_Dataset rows_
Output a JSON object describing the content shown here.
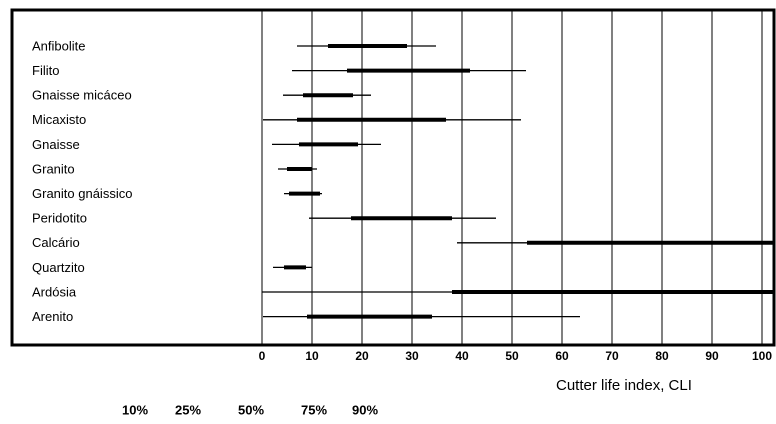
{
  "chart_data": {
    "type": "range",
    "categories": [
      "Anfibolite",
      "Filito",
      "Gnaisse micáceo",
      "Micaxisto",
      "Gnaisse",
      "Granito",
      "Granito gnáissico",
      "Peridotito",
      "Calcário",
      "Quartzito",
      "Ardósia",
      "Arenito"
    ],
    "p10": [
      7,
      6,
      4.2,
      0.2,
      2,
      3.2,
      4.4,
      9.4,
      39,
      2.2,
      0,
      0.2
    ],
    "p25": [
      13.2,
      17,
      8.2,
      7,
      7.4,
      5,
      5.4,
      17.8,
      53,
      4.4,
      38,
      9
    ],
    "p75": [
      29,
      41.6,
      18.2,
      36.8,
      19.2,
      10,
      11.6,
      38,
      104,
      8.8,
      104,
      34
    ],
    "p90": [
      34.8,
      52.8,
      21.8,
      51.8,
      23.8,
      11,
      12,
      46.8,
      104,
      10,
      104,
      63.6
    ],
    "color": "#000000",
    "xlim": [
      0,
      100
    ],
    "xticks": [
      0,
      10,
      20,
      30,
      40,
      50,
      60,
      70,
      80,
      90,
      100
    ],
    "grid": true,
    "xlabel": "Cutter life index, CLI",
    "percentile_labels": [
      "10%",
      "25%",
      "50%",
      "75%",
      "90%"
    ]
  }
}
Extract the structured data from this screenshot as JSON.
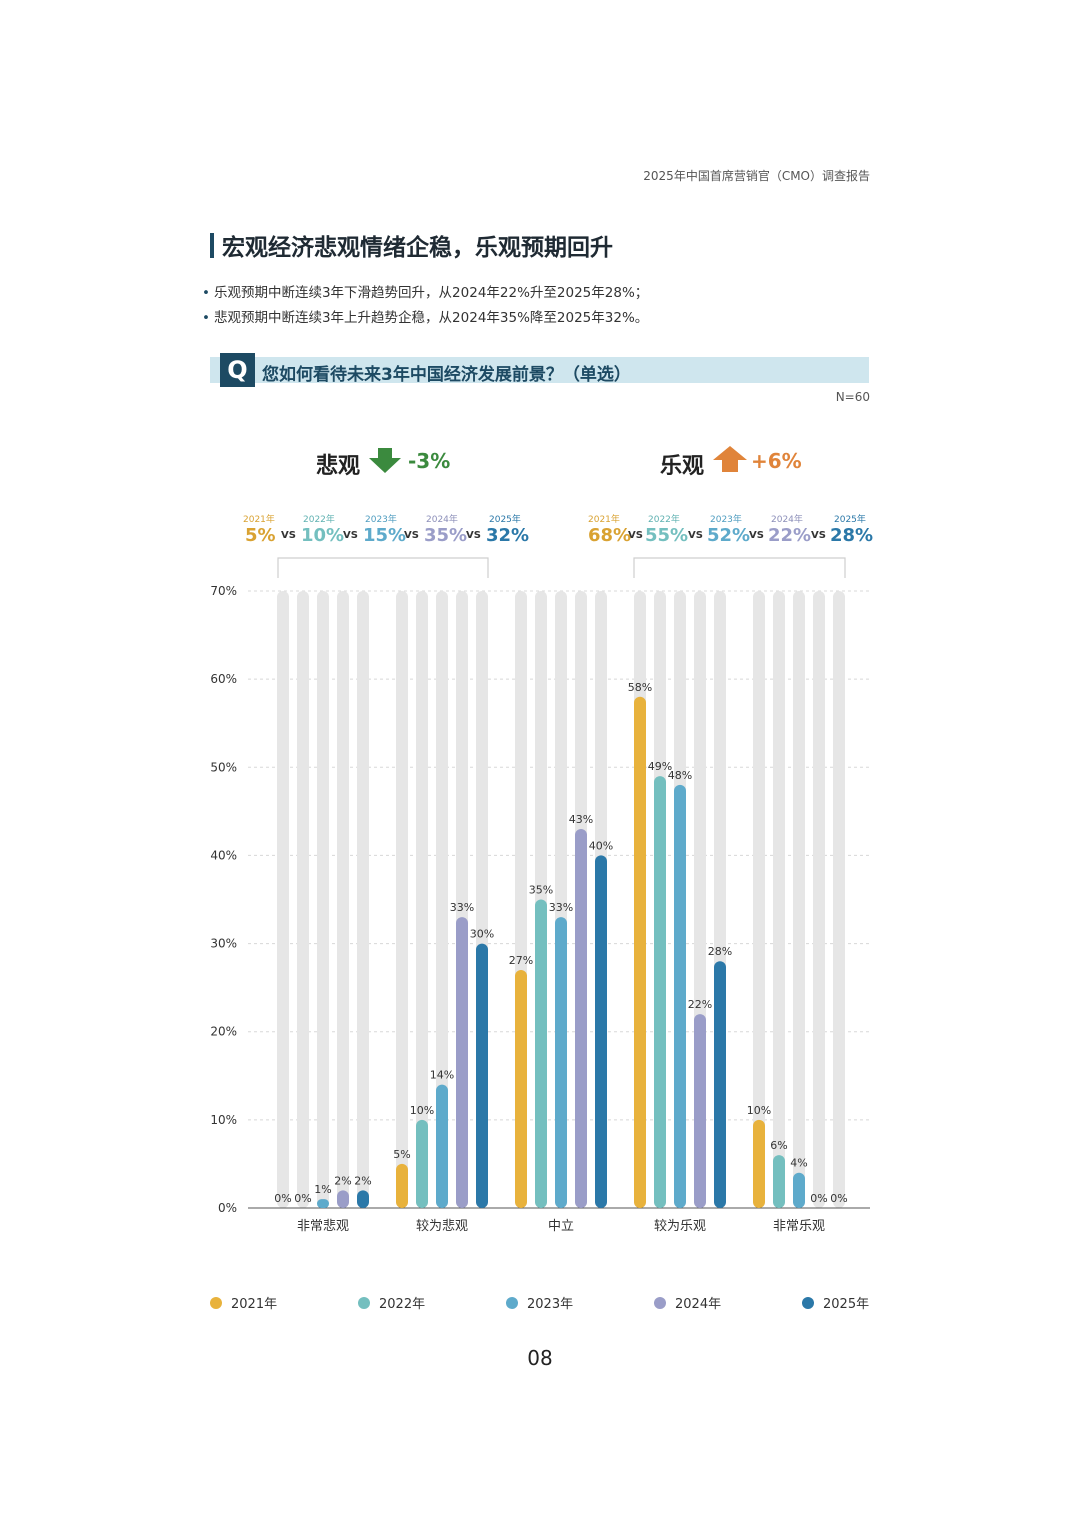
{
  "header": {
    "report_title": "2025年中国首席营销官（CMO）调查报告"
  },
  "section": {
    "title": "宏观经济悲观情绪企稳，乐观预期回升",
    "bullets": [
      "乐观预期中断连续3年下滑趋势回升，从2024年22%升至2025年28%；",
      "悲观预期中断连续3年上升趋势企稳，从2024年35%降至2025年32%。"
    ]
  },
  "question": {
    "badge": "Q",
    "text": "您如何看待未来3年中国经济发展前景？（单选）",
    "sample": "N=60"
  },
  "summary": {
    "pessimistic": {
      "label": "悲观",
      "delta": "-3%",
      "delta_color": "#3b8a3e",
      "arrow": "down-arrow-icon",
      "years": [
        "2021年",
        "2022年",
        "2023年",
        "2024年",
        "2025年"
      ],
      "values": [
        "5%",
        "10%",
        "15%",
        "35%",
        "32%"
      ],
      "vs": "VS"
    },
    "optimistic": {
      "label": "乐观",
      "delta": "+6%",
      "delta_color": "#e0843a",
      "arrow": "up-arrow-icon",
      "years": [
        "2021年",
        "2022年",
        "2023年",
        "2024年",
        "2025年"
      ],
      "values": [
        "68%",
        "55%",
        "52%",
        "22%",
        "28%"
      ],
      "vs": "VS"
    }
  },
  "chart_data": {
    "type": "bar",
    "categories": [
      "非常悲观",
      "较为悲观",
      "中立",
      "较为乐观",
      "非常乐观"
    ],
    "series": [
      {
        "name": "2021年",
        "color": "#e8b23c",
        "values": [
          0,
          5,
          27,
          58,
          10
        ]
      },
      {
        "name": "2022年",
        "color": "#74bfbf",
        "values": [
          0,
          10,
          35,
          49,
          6
        ]
      },
      {
        "name": "2023年",
        "color": "#5eaacb",
        "values": [
          1,
          14,
          33,
          48,
          4
        ]
      },
      {
        "name": "2024年",
        "color": "#9a9dc8",
        "values": [
          2,
          33,
          43,
          22,
          0
        ]
      },
      {
        "name": "2025年",
        "color": "#2b78a8",
        "values": [
          2,
          30,
          40,
          28,
          0
        ]
      }
    ],
    "ylim": [
      0,
      70
    ],
    "yticks": [
      "0%",
      "10%",
      "20%",
      "30%",
      "40%",
      "50%",
      "60%",
      "70%"
    ],
    "grid": true,
    "legend": "bottom",
    "value_suffix": "%"
  },
  "page": {
    "number": "08"
  }
}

_What the task requires_
Reproduce the data verbatim. Do not carry any picture into the copy.

_Result_
Output a JSON object describing the content shown here.
{
  "chart_data": {
    "type": "range",
    "categories": [
      "Anfibolite",
      "Filito",
      "Gnaisse micáceo",
      "Micaxisto",
      "Gnaisse",
      "Granito",
      "Granito gnáissico",
      "Peridotito",
      "Calcário",
      "Quartzito",
      "Ardósia",
      "Arenito"
    ],
    "p10": [
      7,
      6,
      4.2,
      0.2,
      2,
      3.2,
      4.4,
      9.4,
      39,
      2.2,
      0,
      0.2
    ],
    "p25": [
      13.2,
      17,
      8.2,
      7,
      7.4,
      5,
      5.4,
      17.8,
      53,
      4.4,
      38,
      9
    ],
    "p75": [
      29,
      41.6,
      18.2,
      36.8,
      19.2,
      10,
      11.6,
      38,
      104,
      8.8,
      104,
      34
    ],
    "p90": [
      34.8,
      52.8,
      21.8,
      51.8,
      23.8,
      11,
      12,
      46.8,
      104,
      10,
      104,
      63.6
    ],
    "color": "#000000",
    "xlim": [
      0,
      100
    ],
    "xticks": [
      0,
      10,
      20,
      30,
      40,
      50,
      60,
      70,
      80,
      90,
      100
    ],
    "grid": true,
    "xlabel": "Cutter life index, CLI",
    "percentile_labels": [
      "10%",
      "25%",
      "50%",
      "75%",
      "90%"
    ]
  }
}
Extract the structured data from this screenshot as JSON.
{
  "header": {
    "report_title": "2025年中国首席营销官（CMO）调查报告"
  },
  "section": {
    "title": "宏观经济悲观情绪企稳，乐观预期回升",
    "bullets": [
      "乐观预期中断连续3年下滑趋势回升，从2024年22%升至2025年28%；",
      "悲观预期中断连续3年上升趋势企稳，从2024年35%降至2025年32%。"
    ]
  },
  "question": {
    "badge": "Q",
    "text": "您如何看待未来3年中国经济发展前景？（单选）",
    "sample": "N=60"
  },
  "summary": {
    "pessimistic": {
      "label": "悲观",
      "delta": "-3%",
      "delta_color": "#3b8a3e",
      "arrow": "down-arrow-icon",
      "years": [
        "2021年",
        "2022年",
        "2023年",
        "2024年",
        "2025年"
      ],
      "values": [
        "5%",
        "10%",
        "15%",
        "35%",
        "32%"
      ],
      "vs": "VS"
    },
    "optimistic": {
      "label": "乐观",
      "delta": "+6%",
      "delta_color": "#e0843a",
      "arrow": "up-arrow-icon",
      "years": [
        "2021年",
        "2022年",
        "2023年",
        "2024年",
        "2025年"
      ],
      "values": [
        "68%",
        "55%",
        "52%",
        "22%",
        "28%"
      ],
      "vs": "VS"
    }
  },
  "chart_data": {
    "type": "bar",
    "categories": [
      "非常悲观",
      "较为悲观",
      "中立",
      "较为乐观",
      "非常乐观"
    ],
    "series": [
      {
        "name": "2021年",
        "color": "#e8b23c",
        "values": [
          0,
          5,
          27,
          58,
          10
        ]
      },
      {
        "name": "2022年",
        "color": "#74bfbf",
        "values": [
          0,
          10,
          35,
          49,
          6
        ]
      },
      {
        "name": "2023年",
        "color": "#5eaacb",
        "values": [
          1,
          14,
          33,
          48,
          4
        ]
      },
      {
        "name": "2024年",
        "color": "#9a9dc8",
        "values": [
          2,
          33,
          43,
          22,
          0
        ]
      },
      {
        "name": "2025年",
        "color": "#2b78a8",
        "values": [
          2,
          30,
          40,
          28,
          0
        ]
      }
    ],
    "ylim": [
      0,
      70
    ],
    "yticks": [
      "0%",
      "10%",
      "20%",
      "30%",
      "40%",
      "50%",
      "60%",
      "70%"
    ],
    "grid": true,
    "legend": "bottom",
    "value_suffix": "%"
  },
  "page": {
    "number": "08"
  }
}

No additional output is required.